Transcribe the lines of the entries exactly, from the line containing "table-row: R AUX" to the line containing "aircraft-cell: CHIPMUNK: [702, 288, 760, 300]", with both of those lines included.
### DATASET ROWS ###
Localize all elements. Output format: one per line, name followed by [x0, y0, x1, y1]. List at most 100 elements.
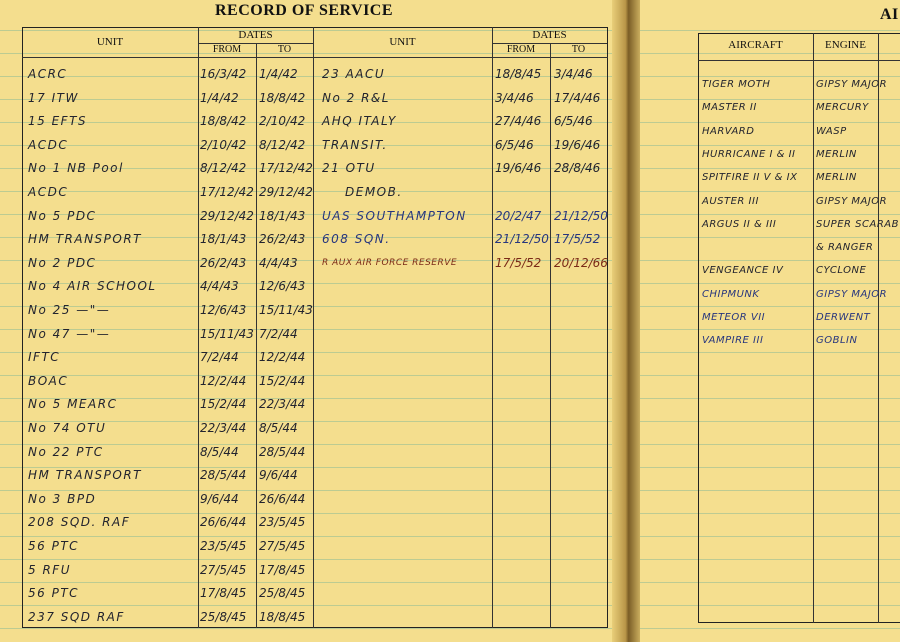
table-row: R AUX AIR FORCE RESERVE 17/5/52 20/12/66: [0, 253, 610, 273]
table-row: 237 SQD RAF 25/8/45 18/8/45: [0, 607, 610, 627]
to-date: 28/5/44: [259, 444, 306, 459]
to-date: 15/11/43: [259, 303, 313, 317]
unit-cell: IFTC: [28, 350, 61, 365]
unit-cell: No 4 AIR SCHOOL: [28, 279, 157, 294]
unit-cell: No 1 NB Pool: [28, 161, 124, 176]
unit-cell: 15 EFTS: [28, 114, 88, 129]
to-date: 26/2/43: [259, 232, 306, 247]
unit-cell: UAS SOUTHAMPTON: [322, 208, 467, 223]
dates-header: DATES: [238, 29, 273, 41]
from-date: 18/1/43: [200, 232, 247, 247]
aircraft-cell: VENGEANCE IV: [702, 265, 784, 277]
aircraft-cell: MASTER II: [702, 102, 757, 114]
unit-cell: 237 SQD RAF: [28, 609, 125, 624]
aircraft-cell: VAMPIRE III: [702, 335, 764, 347]
aircraft-cell: ARGUS II & III: [702, 218, 777, 230]
to-header: TO: [571, 44, 586, 55]
from-date: 18/8/42: [200, 114, 247, 129]
table-row: VENGEANCE IV CYCLONE: [640, 261, 900, 281]
unit-cell: 17 ITW: [28, 90, 79, 105]
unit-cell: AHQ ITALY: [322, 114, 397, 129]
table-row: ACDC 2/10/42 8/12/42: [0, 135, 610, 155]
table-row: HM TRANSPORT 18/1/43 26/2/43: [0, 229, 610, 249]
to-date: 26/6/44: [259, 491, 306, 506]
to-date: 12/2/44: [259, 350, 306, 365]
divider: [198, 43, 313, 44]
aircraft-cell: TIGER MOTH: [702, 79, 771, 90]
table-row: 17 ITW 1/4/42 18/8/42: [0, 88, 610, 108]
engine-header: ENGINE: [825, 39, 866, 51]
unit-cell: No 22 PTC: [28, 444, 104, 459]
page-title-partial: AI: [880, 6, 899, 23]
header-divider: [698, 60, 900, 61]
engine-cell: SUPER SCARAB: [816, 218, 899, 230]
to-date: 23/5/45: [259, 515, 306, 530]
from-date: 17/8/45: [200, 586, 247, 601]
unit-cell: HM TRANSPORT: [28, 232, 143, 247]
aircraft-cell: HURRICANE I & II: [702, 148, 796, 160]
engine-cell: WASP: [816, 125, 847, 137]
from-date: 18/8/45: [495, 67, 542, 81]
from-date: 26/2/43: [200, 255, 247, 270]
to-date: 28/8/46: [554, 161, 601, 176]
table-row: No 47 —"— 15/11/43 7/2/44: [0, 324, 610, 344]
unit-cell: No 3 BPD: [28, 491, 97, 506]
from-date: 29/12/42: [200, 208, 254, 223]
unit-cell: No 74 OTU: [28, 421, 107, 435]
unit-cell: HM TRANSPORT: [28, 468, 143, 483]
divider: [878, 33, 879, 623]
to-date: 29/12/42: [259, 185, 313, 199]
aircraft-cell: CHIPMUNK: [702, 288, 760, 300]
table-row: No 74 OTU 22/3/44 8/5/44: [0, 418, 610, 438]
to-date: 6/5/46: [554, 114, 593, 129]
from-date: 12/2/44: [200, 373, 247, 388]
table-row: ARGUS II & III SUPER SCARAB: [640, 215, 900, 235]
from-date: 22/3/44: [200, 421, 247, 435]
table-row: ACRC 16/3/42 1/4/42: [0, 64, 610, 84]
unit-cell: ACDC: [28, 137, 69, 152]
from-date: 21/12/50: [495, 232, 549, 247]
from-date: 1/4/42: [200, 90, 239, 105]
to-date: 3/4/46: [554, 67, 593, 81]
table-row: MASTER II MERCURY: [640, 98, 900, 118]
to-date: 25/8/45: [259, 586, 306, 601]
unit-cell: No 47 —"—: [28, 326, 111, 341]
divider: [198, 27, 199, 628]
table-row: 208 SQD. RAF 26/6/44 23/5/45: [0, 512, 610, 532]
header-divider: [22, 57, 608, 58]
from-date: 3/4/46: [495, 90, 534, 105]
table-row: ACDC 17/12/42 29/12/42: [0, 182, 610, 202]
table-row: No 4 AIR SCHOOL 4/4/43 12/6/43: [0, 276, 610, 296]
table-row: 56 PTC 23/5/45 27/5/45: [0, 536, 610, 556]
unit-cell: DEMOB.: [345, 185, 403, 199]
unit-cell: 56 PTC: [28, 586, 80, 601]
engine-cell: MERLIN: [816, 148, 857, 160]
to-date: 22/3/44: [259, 397, 306, 412]
table-row: CHIPMUNK GIPSY MAJOR: [640, 285, 900, 305]
from-date: 16/3/42: [200, 67, 247, 81]
table-row: No 1 NB Pool 8/12/42 17/12/42: [0, 158, 610, 178]
from-date: 15/2/44: [200, 397, 247, 412]
divider: [813, 33, 814, 623]
to-date: 20/12/66: [554, 255, 608, 270]
from-date: 12/6/43: [200, 303, 247, 317]
right-page: AI AIRCRAFT ENGINE TIGER MOTH GIPSY MAJOR…: [640, 0, 900, 642]
to-date: 21/12/50: [554, 208, 608, 223]
from-date: 15/11/43: [200, 326, 254, 341]
unit-cell: ACRC: [28, 67, 68, 81]
divider: [492, 43, 607, 44]
engine-cell: & RANGER: [816, 242, 874, 254]
table-row: 23 AACU 18/8/45 3/4/46: [0, 64, 610, 84]
engine-cell: GIPSY MAJOR: [816, 288, 888, 300]
to-date: 7/2/44: [259, 326, 298, 341]
table-row: HM TRANSPORT 28/5/44 9/6/44: [0, 465, 610, 485]
left-page: RECORD OF SERVICE UNIT DATES FROM TO UNI…: [0, 0, 618, 642]
table-row: 56 PTC 17/8/45 25/8/45: [0, 583, 610, 603]
unit-cell: 208 SQD. RAF: [28, 515, 131, 530]
table-row: BOAC 12/2/44 15/2/44: [0, 371, 610, 391]
table-row: No 3 BPD 9/6/44 26/6/44: [0, 489, 610, 509]
table-row: AHQ ITALY 27/4/46 6/5/46: [0, 111, 610, 131]
from-date: 28/5/44: [200, 468, 247, 483]
table-row: VAMPIRE III GOBLIN: [640, 331, 900, 351]
from-header: FROM: [506, 44, 536, 55]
###
■ RESULT ■
table-row: R AUX AIR FORCE RESERVE 17/5/52 20/12/66: [0, 253, 610, 273]
table-row: 237 SQD RAF 25/8/45 18/8/45: [0, 607, 610, 627]
to-date: 28/5/44: [259, 444, 306, 459]
to-date: 15/11/43: [259, 303, 313, 317]
unit-cell: IFTC: [28, 350, 61, 365]
unit-cell: No 4 AIR SCHOOL: [28, 279, 157, 294]
unit-cell: No 1 NB Pool: [28, 161, 124, 176]
unit-cell: 15 EFTS: [28, 114, 88, 129]
to-date: 26/2/43: [259, 232, 306, 247]
unit-cell: UAS SOUTHAMPTON: [322, 208, 467, 223]
dates-header: DATES: [238, 29, 273, 41]
from-date: 18/1/43: [200, 232, 247, 247]
aircraft-cell: VENGEANCE IV: [702, 265, 784, 277]
aircraft-cell: MASTER II: [702, 102, 757, 114]
unit-cell: 237 SQD RAF: [28, 609, 125, 624]
aircraft-cell: VAMPIRE III: [702, 335, 764, 347]
aircraft-cell: ARGUS II & III: [702, 218, 777, 230]
to-header: TO: [571, 44, 586, 55]
from-date: 18/8/42: [200, 114, 247, 129]
table-row: VENGEANCE IV CYCLONE: [640, 261, 900, 281]
unit-cell: 17 ITW: [28, 90, 79, 105]
unit-cell: AHQ ITALY: [322, 114, 397, 129]
table-row: ACDC 2/10/42 8/12/42: [0, 135, 610, 155]
table-row: HM TRANSPORT 18/1/43 26/2/43: [0, 229, 610, 249]
to-date: 26/6/44: [259, 491, 306, 506]
to-date: 12/2/44: [259, 350, 306, 365]
divider: [198, 43, 313, 44]
aircraft-cell: TIGER MOTH: [702, 79, 771, 90]
table-row: 17 ITW 1/4/42 18/8/42: [0, 88, 610, 108]
engine-header: ENGINE: [825, 39, 866, 51]
unit-cell: No 22 PTC: [28, 444, 104, 459]
page-title-partial: AI: [880, 6, 899, 23]
header-divider: [698, 60, 900, 61]
engine-cell: SUPER SCARAB: [816, 218, 899, 230]
to-date: 23/5/45: [259, 515, 306, 530]
from-date: 17/8/45: [200, 586, 247, 601]
unit-cell: HM TRANSPORT: [28, 232, 143, 247]
aircraft-cell: HURRICANE I & II: [702, 148, 796, 160]
engine-cell: WASP: [816, 125, 847, 137]
from-date: 18/8/45: [495, 67, 542, 81]
from-date: 26/2/43: [200, 255, 247, 270]
to-date: 28/8/46: [554, 161, 601, 176]
table-row: No 47 —"— 15/11/43 7/2/44: [0, 324, 610, 344]
unit-cell: No 3 BPD: [28, 491, 97, 506]
from-date: 29/12/42: [200, 208, 254, 223]
unit-cell: No 74 OTU: [28, 421, 107, 435]
unit-cell: HM TRANSPORT: [28, 468, 143, 483]
divider: [878, 33, 879, 623]
to-date: 29/12/42: [259, 185, 313, 199]
aircraft-cell: CHIPMUNK: [702, 288, 760, 300]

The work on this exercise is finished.